### Short task
Rewrite the paragraph that begins "Cerb - as much as I agree" in the thread on Norwegian prepositions below as a short bulleted list that keeps its main points.

── Selected excerpt ──

A question about the use of *i* vs *på*:
I know that in Danish you can go *i skole*or *på skole*. I think one refers to university and the other grade school or something like that, but I'm not sure which is which. Is it the same in Norwegian?


----------



## NorwegianNYC

_Han er i skolen_ usually means "he is working in the school system". _Han er på skolen_ means "he is at school". The idiomatic expression "å ta i skole" means to train or instruct someone.


----------



## raumar

NorwegianNYC said:


> Cerb - as much as I agree with both you and raumer, I feel you are missing an important nuance. The propositions *til* and *på* have similar, but not identical properties, in this case. The use of *til* describes the process (i.e. direction, movement) as well as the destination, whereas *på* identifies and put emphasis on the destination itself.
> 
> "Hvor skal du?" "Jeg skal (dvs. er på vei) til en konsert i operaen"
> "Hvor skal du?" "Jeg skal på konsert med noen venner"
> 
> The emphasis shifts from the goal to the process with the use of *til*: "Jeg skal til jobben" = I am _on my way_ to work. Conversely, "jeg skal på jobb" = I have _to be_ at work.



Thanks for this explanation, NYC. I agree. And I think we can unite the different explanations: whereas *til *describes the process/direction,* på* gives room for other aspects of the destination -- such as the activity that goes on there.   

You are right about "på sjømannskirka", I had not thought about that. But I would not use "på kirka" about a church in Norway. I suppose this just shows how difficult prepositions may be.


----------

───
── Material supplied ──

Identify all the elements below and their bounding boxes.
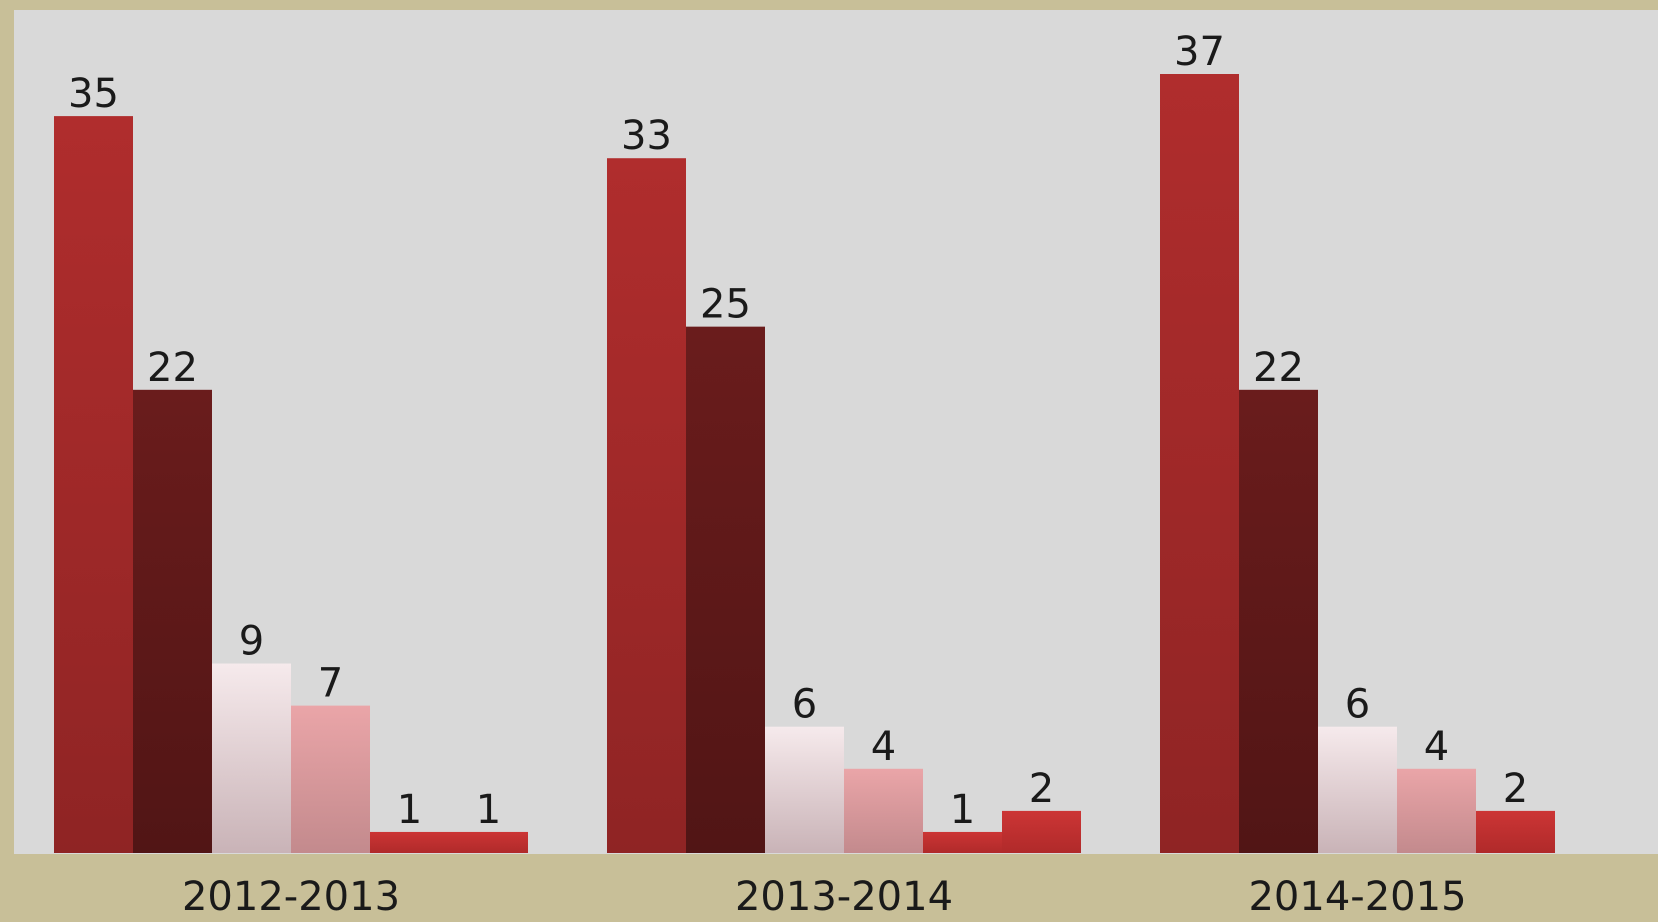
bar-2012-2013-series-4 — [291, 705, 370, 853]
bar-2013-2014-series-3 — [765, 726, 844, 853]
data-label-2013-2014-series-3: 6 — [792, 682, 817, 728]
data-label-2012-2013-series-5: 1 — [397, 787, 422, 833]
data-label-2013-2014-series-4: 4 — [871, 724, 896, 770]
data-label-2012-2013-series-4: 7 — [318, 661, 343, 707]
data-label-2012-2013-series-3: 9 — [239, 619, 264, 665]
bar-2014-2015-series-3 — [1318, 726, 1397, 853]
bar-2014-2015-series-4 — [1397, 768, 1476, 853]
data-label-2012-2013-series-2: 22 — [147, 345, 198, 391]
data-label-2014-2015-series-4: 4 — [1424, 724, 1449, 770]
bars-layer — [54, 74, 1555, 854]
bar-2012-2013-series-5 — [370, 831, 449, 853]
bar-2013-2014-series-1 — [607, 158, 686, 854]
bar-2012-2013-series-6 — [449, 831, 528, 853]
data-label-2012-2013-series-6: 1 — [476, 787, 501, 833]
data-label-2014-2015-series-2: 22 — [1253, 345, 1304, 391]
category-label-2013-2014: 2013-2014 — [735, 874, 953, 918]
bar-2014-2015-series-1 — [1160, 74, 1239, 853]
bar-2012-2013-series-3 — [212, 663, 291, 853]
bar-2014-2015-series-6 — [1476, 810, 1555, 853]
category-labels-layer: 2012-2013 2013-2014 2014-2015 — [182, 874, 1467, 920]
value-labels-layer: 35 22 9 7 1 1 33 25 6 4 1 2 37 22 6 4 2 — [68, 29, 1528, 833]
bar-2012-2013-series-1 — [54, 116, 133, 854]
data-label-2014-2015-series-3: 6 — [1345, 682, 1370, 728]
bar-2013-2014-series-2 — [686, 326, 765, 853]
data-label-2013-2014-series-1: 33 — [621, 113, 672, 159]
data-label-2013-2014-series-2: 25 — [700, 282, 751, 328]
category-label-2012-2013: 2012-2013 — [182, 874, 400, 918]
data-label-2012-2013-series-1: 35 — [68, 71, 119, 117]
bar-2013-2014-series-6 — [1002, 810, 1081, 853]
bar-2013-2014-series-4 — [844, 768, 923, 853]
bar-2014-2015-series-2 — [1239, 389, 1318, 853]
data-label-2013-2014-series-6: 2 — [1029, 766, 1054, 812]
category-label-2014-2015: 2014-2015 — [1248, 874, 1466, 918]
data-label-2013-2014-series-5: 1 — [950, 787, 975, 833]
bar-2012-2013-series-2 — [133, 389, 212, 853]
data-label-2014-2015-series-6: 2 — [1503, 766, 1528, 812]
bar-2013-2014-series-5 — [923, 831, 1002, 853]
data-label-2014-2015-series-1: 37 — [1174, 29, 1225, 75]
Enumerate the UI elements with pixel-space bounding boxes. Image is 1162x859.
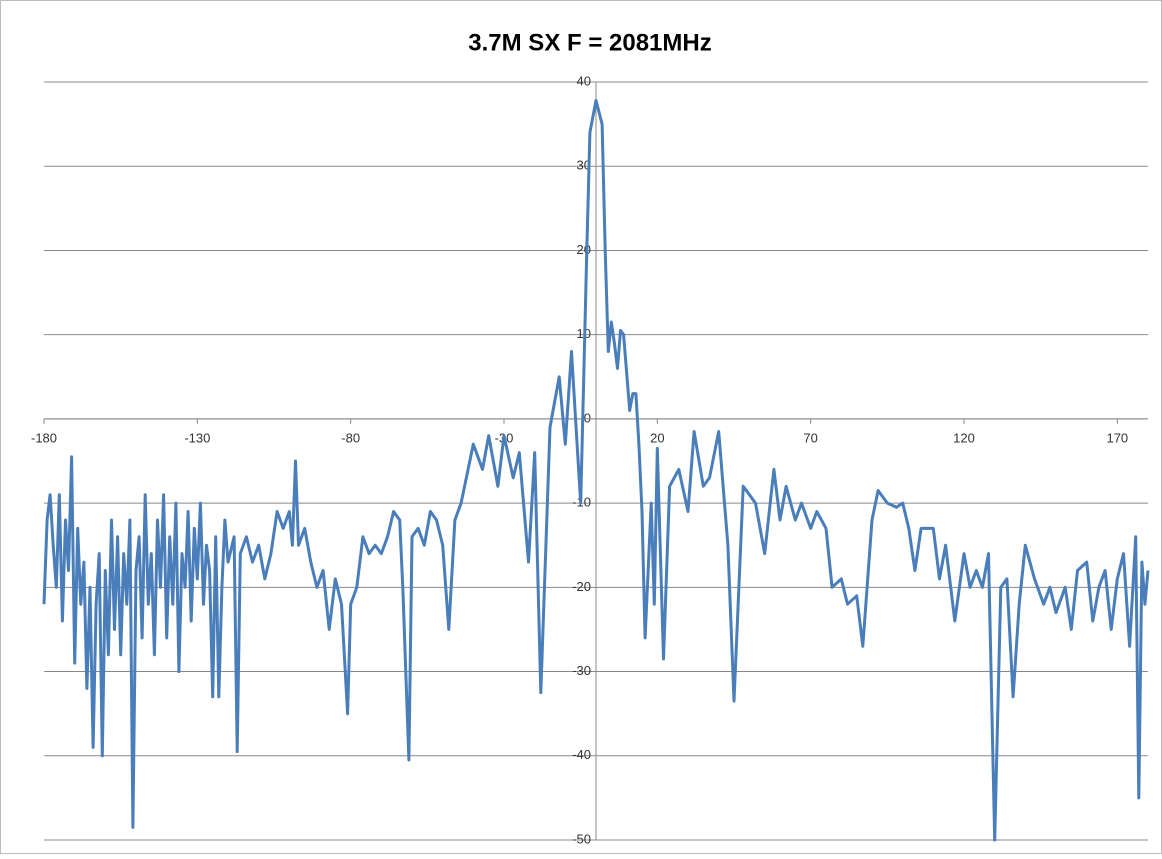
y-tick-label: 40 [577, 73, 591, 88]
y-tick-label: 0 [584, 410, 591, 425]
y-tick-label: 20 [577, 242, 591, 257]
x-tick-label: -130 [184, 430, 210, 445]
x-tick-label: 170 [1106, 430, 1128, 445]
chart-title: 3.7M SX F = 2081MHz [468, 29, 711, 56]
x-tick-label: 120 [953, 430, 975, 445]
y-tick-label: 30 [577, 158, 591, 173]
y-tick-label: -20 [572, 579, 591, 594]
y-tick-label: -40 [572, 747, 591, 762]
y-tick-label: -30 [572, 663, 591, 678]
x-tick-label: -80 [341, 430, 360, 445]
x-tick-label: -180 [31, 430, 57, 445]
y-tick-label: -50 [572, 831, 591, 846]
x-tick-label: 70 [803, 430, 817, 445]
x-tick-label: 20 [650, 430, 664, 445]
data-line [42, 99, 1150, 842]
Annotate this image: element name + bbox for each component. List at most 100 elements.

───

### Exercise answer
- The writer agrees with Cerb and raumer but thinks they miss an important nuance.
- In this case, *til* and *på* behave similarly but not identically.
- *Til* describes the process (direction, movement) as well as the destination.
- *På* identifies the destination itself and puts the emphasis on it.